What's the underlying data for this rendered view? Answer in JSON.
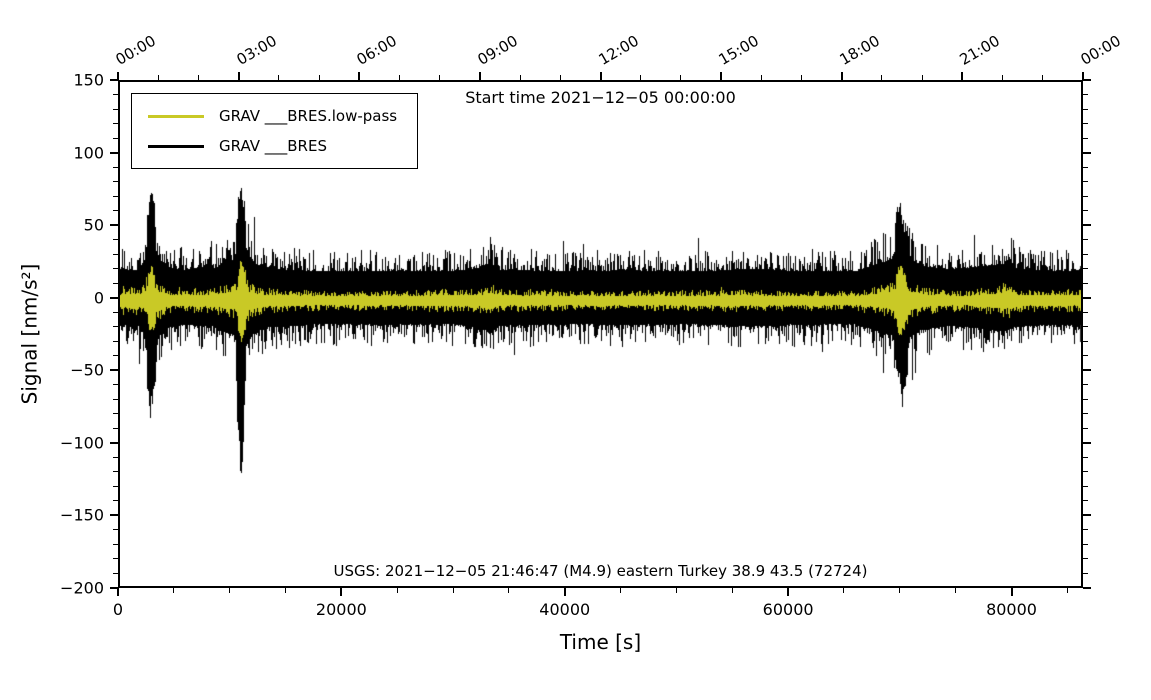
{
  "chart_data": {
    "type": "line",
    "title": "Start time 2021−12−05 00:00:00",
    "annotation": "USGS: 2021−12−05 21:46:47 (M4.9) eastern Turkey 38.9 43.5 (72724)",
    "xlabel": "Time [s]",
    "ylabel": "Signal [nm/s²]",
    "xlim": [
      0,
      86400
    ],
    "ylim": [
      -200,
      150
    ],
    "grid": false,
    "legend_position": "top-left",
    "legend": [
      {
        "label": "GRAV ___BRES.low-pass",
        "color": "#c9c926"
      },
      {
        "label": "GRAV ___BRES",
        "color": "#000000"
      }
    ],
    "axes": {
      "bottom": {
        "values": [
          0,
          20000,
          40000,
          60000,
          80000
        ],
        "labels": [
          "0",
          "20000",
          "40000",
          "60000",
          "80000"
        ],
        "minor_step": 5000
      },
      "top": {
        "values": [
          0,
          10800,
          21600,
          32400,
          43200,
          54000,
          64800,
          75600,
          86400
        ],
        "labels": [
          "00:00",
          "03:00",
          "06:00",
          "09:00",
          "12:00",
          "15:00",
          "18:00",
          "21:00",
          "00:00"
        ],
        "minor_step": 3600
      },
      "left": {
        "values": [
          -200,
          -150,
          -100,
          -50,
          0,
          50,
          100,
          150
        ],
        "labels": [
          "−200",
          "−150",
          "−100",
          "−50",
          "0",
          "50",
          "100",
          "150"
        ],
        "minor_step": 10
      }
    },
    "series": [
      {
        "name": "GRAV ___BRES",
        "color": "#000000",
        "style": "noise-band",
        "center": 0,
        "envelope": [
          [
            0,
            36,
            -36
          ],
          [
            1800,
            34,
            -34
          ],
          [
            2400,
            48,
            -48
          ],
          [
            2950,
            85,
            -88
          ],
          [
            3500,
            52,
            -52
          ],
          [
            4300,
            38,
            -38
          ],
          [
            6000,
            34,
            -34
          ],
          [
            7900,
            40,
            -36
          ],
          [
            8150,
            50,
            -38
          ],
          [
            8500,
            36,
            -36
          ],
          [
            10500,
            48,
            -48
          ],
          [
            11000,
            97,
            -145
          ],
          [
            11500,
            58,
            -58
          ],
          [
            12300,
            42,
            -42
          ],
          [
            14000,
            36,
            -36
          ],
          [
            18000,
            33,
            -33
          ],
          [
            24000,
            34,
            -34
          ],
          [
            30000,
            33,
            -33
          ],
          [
            32700,
            38,
            -38
          ],
          [
            33200,
            44,
            -44
          ],
          [
            34200,
            35,
            -35
          ],
          [
            40000,
            33,
            -33
          ],
          [
            46000,
            34,
            -34
          ],
          [
            52000,
            33,
            -33
          ],
          [
            57000,
            36,
            -36
          ],
          [
            60000,
            34,
            -34
          ],
          [
            66000,
            33,
            -33
          ],
          [
            69300,
            48,
            -48
          ],
          [
            69950,
            74,
            -62
          ],
          [
            70250,
            62,
            -86
          ],
          [
            70900,
            50,
            -50
          ],
          [
            72000,
            40,
            -40
          ],
          [
            74500,
            35,
            -35
          ],
          [
            79200,
            42,
            -42
          ],
          [
            79700,
            46,
            -40
          ],
          [
            80600,
            36,
            -36
          ],
          [
            83500,
            34,
            -34
          ],
          [
            86400,
            34,
            -34
          ]
        ]
      },
      {
        "name": "GRAV ___BRES.low-pass",
        "color": "#c9c926",
        "style": "noise-band",
        "center": -2,
        "envelope": [
          [
            0,
            8,
            -8
          ],
          [
            2300,
            11,
            -11
          ],
          [
            2950,
            26,
            -26
          ],
          [
            3700,
            13,
            -13
          ],
          [
            4800,
            8,
            -8
          ],
          [
            8100,
            9,
            -9
          ],
          [
            10500,
            13,
            -13
          ],
          [
            11050,
            30,
            -30
          ],
          [
            11800,
            13,
            -13
          ],
          [
            13000,
            9,
            -9
          ],
          [
            18000,
            7,
            -7
          ],
          [
            26000,
            7,
            -7
          ],
          [
            32800,
            9,
            -9
          ],
          [
            33300,
            12,
            -12
          ],
          [
            34300,
            8,
            -8
          ],
          [
            40000,
            7,
            -7
          ],
          [
            48000,
            7,
            -7
          ],
          [
            56000,
            8,
            -8
          ],
          [
            60000,
            7,
            -7
          ],
          [
            66000,
            7,
            -7
          ],
          [
            69400,
            13,
            -13
          ],
          [
            70050,
            27,
            -27
          ],
          [
            70900,
            14,
            -14
          ],
          [
            72200,
            9,
            -9
          ],
          [
            76000,
            7,
            -7
          ],
          [
            79300,
            11,
            -11
          ],
          [
            79900,
            12,
            -12
          ],
          [
            80800,
            8,
            -8
          ],
          [
            86400,
            8,
            -8
          ]
        ]
      }
    ],
    "events": [
      {
        "t": 2950,
        "peak_pos": 85,
        "peak_neg": -88
      },
      {
        "t": 11000,
        "peak_pos": 97,
        "peak_neg": -145
      },
      {
        "t": 70000,
        "peak_pos": 74,
        "peak_neg": -86
      },
      {
        "t": 79600,
        "peak_pos": 46,
        "peak_neg": -40
      }
    ]
  }
}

- [WHAT THE TASK REQUIRES]: Give every record back exactly as it reads, with no images.

- [RESULT]:
What's the underlying data for this rendered view? Answer in JSON.
{
  "chart_data": {
    "type": "line",
    "title": "Start time 2021−12−05 00:00:00",
    "annotation": "USGS: 2021−12−05 21:46:47 (M4.9) eastern Turkey 38.9 43.5 (72724)",
    "xlabel": "Time [s]",
    "ylabel": "Signal [nm/s²]",
    "xlim": [
      0,
      86400
    ],
    "ylim": [
      -200,
      150
    ],
    "grid": false,
    "legend_position": "top-left",
    "legend": [
      {
        "label": "GRAV ___BRES.low-pass",
        "color": "#c9c926"
      },
      {
        "label": "GRAV ___BRES",
        "color": "#000000"
      }
    ],
    "axes": {
      "bottom": {
        "values": [
          0,
          20000,
          40000,
          60000,
          80000
        ],
        "labels": [
          "0",
          "20000",
          "40000",
          "60000",
          "80000"
        ],
        "minor_step": 5000
      },
      "top": {
        "values": [
          0,
          10800,
          21600,
          32400,
          43200,
          54000,
          64800,
          75600,
          86400
        ],
        "labels": [
          "00:00",
          "03:00",
          "06:00",
          "09:00",
          "12:00",
          "15:00",
          "18:00",
          "21:00",
          "00:00"
        ],
        "minor_step": 3600
      },
      "left": {
        "values": [
          -200,
          -150,
          -100,
          -50,
          0,
          50,
          100,
          150
        ],
        "labels": [
          "−200",
          "−150",
          "−100",
          "−50",
          "0",
          "50",
          "100",
          "150"
        ],
        "minor_step": 10
      }
    },
    "series": [
      {
        "name": "GRAV ___BRES",
        "color": "#000000",
        "style": "noise-band",
        "center": 0,
        "envelope": [
          [
            0,
            36,
            -36
          ],
          [
            1800,
            34,
            -34
          ],
          [
            2400,
            48,
            -48
          ],
          [
            2950,
            85,
            -88
          ],
          [
            3500,
            52,
            -52
          ],
          [
            4300,
            38,
            -38
          ],
          [
            6000,
            34,
            -34
          ],
          [
            7900,
            40,
            -36
          ],
          [
            8150,
            50,
            -38
          ],
          [
            8500,
            36,
            -36
          ],
          [
            10500,
            48,
            -48
          ],
          [
            11000,
            97,
            -145
          ],
          [
            11500,
            58,
            -58
          ],
          [
            12300,
            42,
            -42
          ],
          [
            14000,
            36,
            -36
          ],
          [
            18000,
            33,
            -33
          ],
          [
            24000,
            34,
            -34
          ],
          [
            30000,
            33,
            -33
          ],
          [
            32700,
            38,
            -38
          ],
          [
            33200,
            44,
            -44
          ],
          [
            34200,
            35,
            -35
          ],
          [
            40000,
            33,
            -33
          ],
          [
            46000,
            34,
            -34
          ],
          [
            52000,
            33,
            -33
          ],
          [
            57000,
            36,
            -36
          ],
          [
            60000,
            34,
            -34
          ],
          [
            66000,
            33,
            -33
          ],
          [
            69300,
            48,
            -48
          ],
          [
            69950,
            74,
            -62
          ],
          [
            70250,
            62,
            -86
          ],
          [
            70900,
            50,
            -50
          ],
          [
            72000,
            40,
            -40
          ],
          [
            74500,
            35,
            -35
          ],
          [
            79200,
            42,
            -42
          ],
          [
            79700,
            46,
            -40
          ],
          [
            80600,
            36,
            -36
          ],
          [
            83500,
            34,
            -34
          ],
          [
            86400,
            34,
            -34
          ]
        ]
      },
      {
        "name": "GRAV ___BRES.low-pass",
        "color": "#c9c926",
        "style": "noise-band",
        "center": -2,
        "envelope": [
          [
            0,
            8,
            -8
          ],
          [
            2300,
            11,
            -11
          ],
          [
            2950,
            26,
            -26
          ],
          [
            3700,
            13,
            -13
          ],
          [
            4800,
            8,
            -8
          ],
          [
            8100,
            9,
            -9
          ],
          [
            10500,
            13,
            -13
          ],
          [
            11050,
            30,
            -30
          ],
          [
            11800,
            13,
            -13
          ],
          [
            13000,
            9,
            -9
          ],
          [
            18000,
            7,
            -7
          ],
          [
            26000,
            7,
            -7
          ],
          [
            32800,
            9,
            -9
          ],
          [
            33300,
            12,
            -12
          ],
          [
            34300,
            8,
            -8
          ],
          [
            40000,
            7,
            -7
          ],
          [
            48000,
            7,
            -7
          ],
          [
            56000,
            8,
            -8
          ],
          [
            60000,
            7,
            -7
          ],
          [
            66000,
            7,
            -7
          ],
          [
            69400,
            13,
            -13
          ],
          [
            70050,
            27,
            -27
          ],
          [
            70900,
            14,
            -14
          ],
          [
            72200,
            9,
            -9
          ],
          [
            76000,
            7,
            -7
          ],
          [
            79300,
            11,
            -11
          ],
          [
            79900,
            12,
            -12
          ],
          [
            80800,
            8,
            -8
          ],
          [
            86400,
            8,
            -8
          ]
        ]
      }
    ],
    "events": [
      {
        "t": 2950,
        "peak_pos": 85,
        "peak_neg": -88
      },
      {
        "t": 11000,
        "peak_pos": 97,
        "peak_neg": -145
      },
      {
        "t": 70000,
        "peak_pos": 74,
        "peak_neg": -86
      },
      {
        "t": 79600,
        "peak_pos": 46,
        "peak_neg": -40
      }
    ]
  }
}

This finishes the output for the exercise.